整形外科学基礎
骨粗鬆症の基礎と骨折リスクへの運動配慮
骨粗鬆症は骨がもろくなり骨折しやすくなる状態です。骨折リスクを理解し、安全に運動を続けてもらう視点を整理します。
骨粗鬆症とは
骨粗鬆症は、骨量が減少し骨の質も低下することで、骨がもろくなり骨折しやすくなる状態です。閉経後の女性や高齢者に多くみられます。
明らかな自覚症状が出にくく、軽微な転倒や日常動作で骨折して初めて気づくこともあります。
起こりやすい骨折
脊椎の圧迫骨折、大腿骨近位部の骨折、手首や上腕の骨折などが代表的です。特に大腿骨近位部の骨折は活動性の低下につながりやすいとされます。
- 脊椎圧迫骨折(背中が丸くなる原因にもなる)
- 大腿骨近位部骨折
- 手首(橈骨遠位端)の骨折
診断の基礎
骨密度の測定や問診、必要に応じた画像検査で評価されます。運動指導者は数値の評価を行う立場ではありませんが、診断の有無を把握しておくと配慮に役立ちます。
運動の役割
適切な荷重運動やレジスタンス運動は、骨の健康維持やバランス機能の向上に役立つと広く認められています。転倒予防の観点でも運動は重要です。
- 荷重を伴うウォーキングなどの運動
- 下肢を中心としたレジスタンス運動
- バランス能力を高める運動による転倒予防
運動指導での禁忌と配慮
脊椎に大きな負担をかける急な前屈やひねり、過度な体幹屈曲は圧迫骨折のリスクから避けるべきとされます。転倒リスクの高い不安定な環境での運動にも注意します。

演習の指示:
1. 骨粗鬆症の文章のうち、「明らかな自覚症状が出にくく、」で始まり「防の観点でも運動は重要です。」まで続く部分を、一字一句そのまま書き写してください。
2. 次の(a)〜(c)は、骨粗鬆症の文章の内容と合っていますか。それぞれ「はい」か「いいえ」で答え、判断の決め手となる文中の語句をそのまま引用してください。
(a) 骨粗鬆症は閉経後の女性や高齢者に多くみられる。
(b) 運動指導者は骨密度の数値を評価する立場にある。
(c) 脊椎に負担をかける急なひねりは避けるべきとされている。
3. 骨粗鬆症の文章を、最後の文の後から書き継いでください。

データセットの項目:
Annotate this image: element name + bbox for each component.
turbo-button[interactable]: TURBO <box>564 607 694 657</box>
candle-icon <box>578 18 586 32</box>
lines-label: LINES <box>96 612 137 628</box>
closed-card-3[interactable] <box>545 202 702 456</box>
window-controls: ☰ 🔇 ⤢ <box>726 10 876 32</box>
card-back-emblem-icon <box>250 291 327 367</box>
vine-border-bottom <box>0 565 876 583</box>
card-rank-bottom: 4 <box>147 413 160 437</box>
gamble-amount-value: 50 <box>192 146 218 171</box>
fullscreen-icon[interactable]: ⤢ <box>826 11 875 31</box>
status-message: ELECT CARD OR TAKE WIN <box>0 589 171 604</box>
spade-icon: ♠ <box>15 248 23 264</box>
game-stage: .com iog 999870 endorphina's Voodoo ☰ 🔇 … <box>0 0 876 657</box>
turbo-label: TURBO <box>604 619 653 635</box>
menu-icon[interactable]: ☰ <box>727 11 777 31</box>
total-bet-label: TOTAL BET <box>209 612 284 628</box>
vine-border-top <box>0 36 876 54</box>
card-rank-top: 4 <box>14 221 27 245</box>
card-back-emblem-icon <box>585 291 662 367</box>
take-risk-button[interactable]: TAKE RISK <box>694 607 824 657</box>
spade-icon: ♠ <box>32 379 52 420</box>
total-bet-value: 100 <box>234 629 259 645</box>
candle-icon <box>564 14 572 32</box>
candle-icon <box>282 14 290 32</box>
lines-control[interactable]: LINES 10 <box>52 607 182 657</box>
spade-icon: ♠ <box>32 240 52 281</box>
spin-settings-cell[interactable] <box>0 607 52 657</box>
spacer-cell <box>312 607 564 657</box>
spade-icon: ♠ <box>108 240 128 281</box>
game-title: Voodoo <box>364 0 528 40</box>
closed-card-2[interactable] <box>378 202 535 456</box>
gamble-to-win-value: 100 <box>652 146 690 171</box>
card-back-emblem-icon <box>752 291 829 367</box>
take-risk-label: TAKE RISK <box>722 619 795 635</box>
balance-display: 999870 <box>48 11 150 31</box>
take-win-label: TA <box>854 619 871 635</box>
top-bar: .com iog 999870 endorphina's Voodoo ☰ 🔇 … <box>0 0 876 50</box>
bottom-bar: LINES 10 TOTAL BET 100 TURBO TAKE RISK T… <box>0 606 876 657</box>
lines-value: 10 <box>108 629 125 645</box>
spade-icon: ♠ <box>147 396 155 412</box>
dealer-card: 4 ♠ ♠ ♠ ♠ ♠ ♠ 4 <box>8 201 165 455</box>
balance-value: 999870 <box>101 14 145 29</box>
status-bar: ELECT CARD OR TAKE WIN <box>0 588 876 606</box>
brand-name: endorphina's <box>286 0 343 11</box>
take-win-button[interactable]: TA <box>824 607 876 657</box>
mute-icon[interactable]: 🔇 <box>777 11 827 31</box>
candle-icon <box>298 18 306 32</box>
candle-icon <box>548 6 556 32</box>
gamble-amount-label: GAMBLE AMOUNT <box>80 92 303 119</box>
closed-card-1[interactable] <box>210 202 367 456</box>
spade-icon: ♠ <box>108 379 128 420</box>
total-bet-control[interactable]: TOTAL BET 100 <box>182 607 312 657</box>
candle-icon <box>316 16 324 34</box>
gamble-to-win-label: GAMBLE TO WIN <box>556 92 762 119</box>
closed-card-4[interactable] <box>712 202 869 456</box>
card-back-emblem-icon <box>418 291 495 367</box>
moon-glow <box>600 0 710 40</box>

演習の結果:
1.
明らかな自覚症状が出にくく、軽微な転倒や日常動作で骨折して初めて気づくこともあります。
起こりやすい骨折
脊椎の圧迫骨折、大腿骨近位部の骨折、手首や上腕の骨折などが代表的です。特に大腿骨近位部の骨折は活動性の低下につながりやすいとされます。
- 脊椎圧迫骨折(背中が丸くなる原因にもなる)
- 大腿骨近位部骨折
- 手首(橈骨遠位端)の骨折
診断の基礎
骨密度の測定や問診、必要に応じた画像検査で評価されます。運動指導者は数値の評価を行う立場ではありませんが、診断の有無を把握しておくと配慮に役立ちます。
運動の役割
適切な荷重運動やレジスタンス運動は、骨の健康維持やバランス機能の向上に役立つと広く認められています。転倒予防の観点でも運動は重要です。

2.
(a) はい。「閉経後の女性や高齢者に多くみられます」
(b) いいえ。「運動指導者は数値の評価を行う立場ではありません」
(c) はい。「脊椎に大きな負担をかける急な前屈やひねり、過度な体幹屈曲は圧迫骨折のリスクから避けるべきとされます」

3.
背中の急な痛みや身長の低下などがみられた場合は、圧迫骨折の可能性を念頭に医療機関の受診を促します。
医療連携の視点
骨粗鬆症は薬物治療や栄養指導が併用されることが多い疾患です。運動指導者は医師の方針を尊重し、転倒予防と安全な運動環境づくりに重点を置きます。
医療免責
本記事は教育目的の学習コンテンツです。診断・治療行為を代替するものではありません。痛み・しびれ・急性外傷・発熱・進行性の症状や、医師から運動制限を受けている場合は、自己判断で進めず医師・国家資格者にご相談ください。
よくある質問
骨粗鬆症でも筋トレはできますか。
適切な強度のレジスタンス運動は推奨されますが、脊椎に強い負担をかける動作は避けます。状態に応じて医師の指示を確認します。
避けたほうがよい動作はありますか。
急な前屈や体幹の強いひねり、転倒リスクの高い動作は避けるのが基本です。安全な環境と種目選びが重要です。
背中の急な痛みは何を疑いますか。
脊椎圧迫骨折の可能性があります。無理に運動を続けず、医療機関の受診を促すことが大切です。